● **STATED TASK**: Determine the number of lines holding the word "Adventist"; answer with that number only.

● **RECORDS FOR THE EXERCISE**:
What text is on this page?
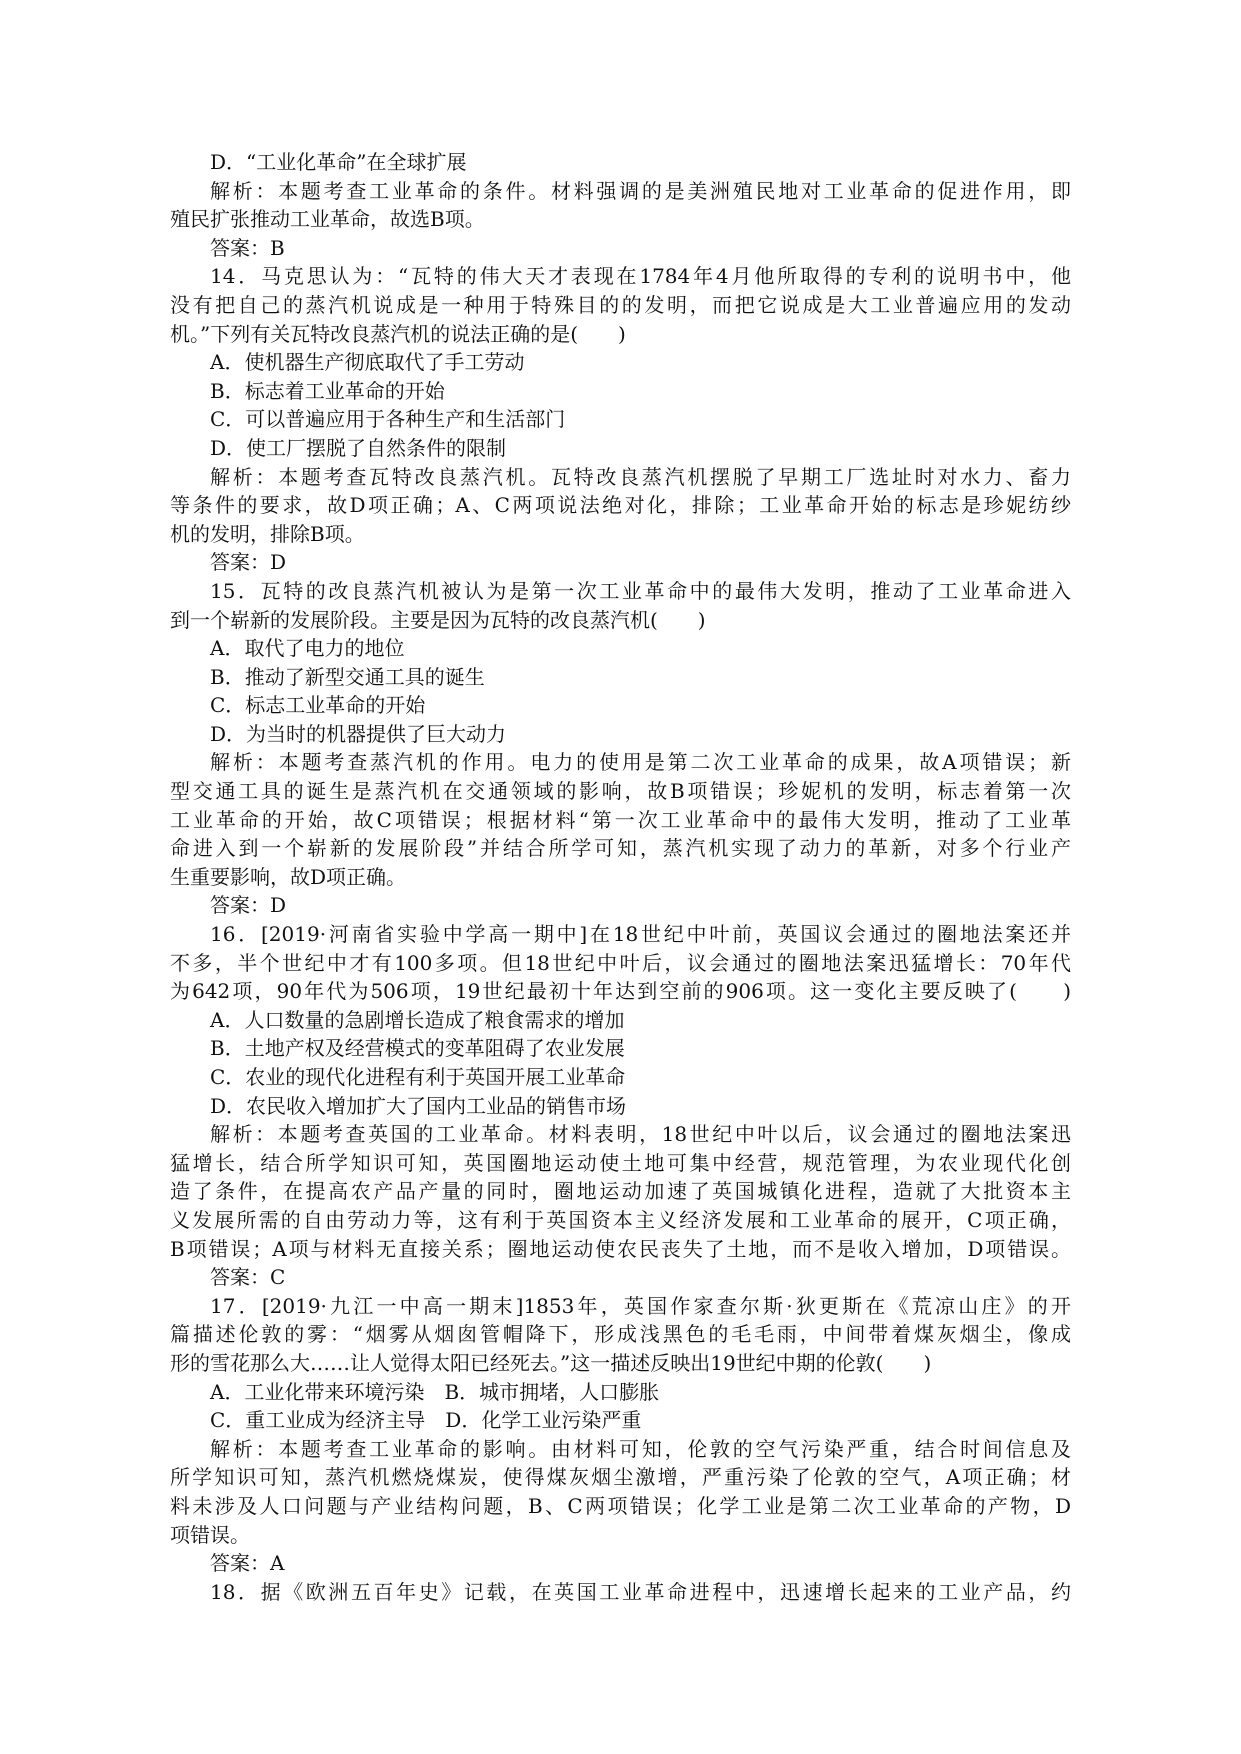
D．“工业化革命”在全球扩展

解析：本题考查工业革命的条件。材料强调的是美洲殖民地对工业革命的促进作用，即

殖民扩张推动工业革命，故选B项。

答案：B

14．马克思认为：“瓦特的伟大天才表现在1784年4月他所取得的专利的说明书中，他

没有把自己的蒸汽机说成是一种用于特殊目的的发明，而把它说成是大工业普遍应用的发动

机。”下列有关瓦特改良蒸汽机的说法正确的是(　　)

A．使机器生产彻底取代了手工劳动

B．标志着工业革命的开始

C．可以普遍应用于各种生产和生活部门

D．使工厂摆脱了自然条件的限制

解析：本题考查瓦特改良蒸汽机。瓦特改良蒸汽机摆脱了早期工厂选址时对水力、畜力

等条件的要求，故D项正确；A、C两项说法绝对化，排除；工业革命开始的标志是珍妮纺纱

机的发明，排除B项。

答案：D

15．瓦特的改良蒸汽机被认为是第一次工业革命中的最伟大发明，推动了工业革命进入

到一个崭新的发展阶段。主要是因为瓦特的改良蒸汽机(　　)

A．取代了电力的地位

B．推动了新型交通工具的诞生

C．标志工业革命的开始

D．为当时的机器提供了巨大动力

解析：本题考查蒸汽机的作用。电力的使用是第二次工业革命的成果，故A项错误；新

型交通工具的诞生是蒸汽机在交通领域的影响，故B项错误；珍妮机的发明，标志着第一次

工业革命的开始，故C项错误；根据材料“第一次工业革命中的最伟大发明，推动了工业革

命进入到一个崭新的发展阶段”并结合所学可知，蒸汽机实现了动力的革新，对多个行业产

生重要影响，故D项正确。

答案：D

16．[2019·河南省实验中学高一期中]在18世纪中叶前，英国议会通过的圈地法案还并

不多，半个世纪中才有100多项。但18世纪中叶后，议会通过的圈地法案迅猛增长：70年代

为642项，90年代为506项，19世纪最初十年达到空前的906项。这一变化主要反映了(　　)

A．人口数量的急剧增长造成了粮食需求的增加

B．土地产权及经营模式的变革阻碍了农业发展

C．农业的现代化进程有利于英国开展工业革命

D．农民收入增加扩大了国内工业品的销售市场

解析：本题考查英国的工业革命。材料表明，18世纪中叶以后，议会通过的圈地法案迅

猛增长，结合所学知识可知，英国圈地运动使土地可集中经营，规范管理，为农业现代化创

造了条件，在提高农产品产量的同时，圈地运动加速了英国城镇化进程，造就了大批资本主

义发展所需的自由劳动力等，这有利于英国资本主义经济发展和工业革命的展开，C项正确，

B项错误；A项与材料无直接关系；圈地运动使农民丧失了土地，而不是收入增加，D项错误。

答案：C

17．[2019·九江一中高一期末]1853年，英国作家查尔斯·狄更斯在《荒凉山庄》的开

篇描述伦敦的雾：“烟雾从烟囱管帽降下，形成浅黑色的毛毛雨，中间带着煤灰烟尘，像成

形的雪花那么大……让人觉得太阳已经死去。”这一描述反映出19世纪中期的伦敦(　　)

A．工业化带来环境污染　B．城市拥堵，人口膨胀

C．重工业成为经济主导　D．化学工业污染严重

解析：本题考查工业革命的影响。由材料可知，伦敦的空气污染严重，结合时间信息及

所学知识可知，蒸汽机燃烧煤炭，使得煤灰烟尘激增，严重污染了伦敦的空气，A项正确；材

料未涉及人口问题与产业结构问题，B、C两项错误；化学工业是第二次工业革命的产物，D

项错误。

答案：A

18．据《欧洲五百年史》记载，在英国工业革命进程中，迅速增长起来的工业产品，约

* * *

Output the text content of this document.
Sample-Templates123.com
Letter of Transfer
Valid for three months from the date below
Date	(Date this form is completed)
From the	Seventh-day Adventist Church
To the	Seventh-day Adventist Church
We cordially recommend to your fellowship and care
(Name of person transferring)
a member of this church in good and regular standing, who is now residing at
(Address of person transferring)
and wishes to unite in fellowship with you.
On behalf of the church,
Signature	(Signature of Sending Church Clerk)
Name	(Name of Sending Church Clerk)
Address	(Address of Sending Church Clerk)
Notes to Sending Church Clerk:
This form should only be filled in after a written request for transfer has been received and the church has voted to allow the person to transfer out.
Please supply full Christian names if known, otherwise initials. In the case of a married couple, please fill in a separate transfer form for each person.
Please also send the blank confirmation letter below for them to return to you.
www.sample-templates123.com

...

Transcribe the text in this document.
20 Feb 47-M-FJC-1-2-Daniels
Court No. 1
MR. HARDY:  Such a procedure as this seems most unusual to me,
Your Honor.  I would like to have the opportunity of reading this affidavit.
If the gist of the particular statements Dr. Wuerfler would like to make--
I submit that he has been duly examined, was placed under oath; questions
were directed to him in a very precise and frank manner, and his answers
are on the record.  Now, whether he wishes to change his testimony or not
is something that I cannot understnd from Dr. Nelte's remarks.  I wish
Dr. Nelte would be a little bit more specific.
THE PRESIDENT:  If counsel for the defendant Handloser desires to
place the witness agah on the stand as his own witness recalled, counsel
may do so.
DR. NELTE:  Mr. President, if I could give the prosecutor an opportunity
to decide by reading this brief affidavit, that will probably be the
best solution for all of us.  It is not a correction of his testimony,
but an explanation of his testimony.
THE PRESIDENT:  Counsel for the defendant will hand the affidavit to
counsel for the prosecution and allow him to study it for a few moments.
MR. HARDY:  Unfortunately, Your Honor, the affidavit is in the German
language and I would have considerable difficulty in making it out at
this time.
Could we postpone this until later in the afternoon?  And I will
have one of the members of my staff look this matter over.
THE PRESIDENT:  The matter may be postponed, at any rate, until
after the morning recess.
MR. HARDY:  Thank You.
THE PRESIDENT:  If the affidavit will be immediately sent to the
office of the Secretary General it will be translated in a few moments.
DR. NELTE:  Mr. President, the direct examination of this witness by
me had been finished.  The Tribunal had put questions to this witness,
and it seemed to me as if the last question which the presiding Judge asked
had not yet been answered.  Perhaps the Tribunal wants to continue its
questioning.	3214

● **EXERCISE RESULT**: 2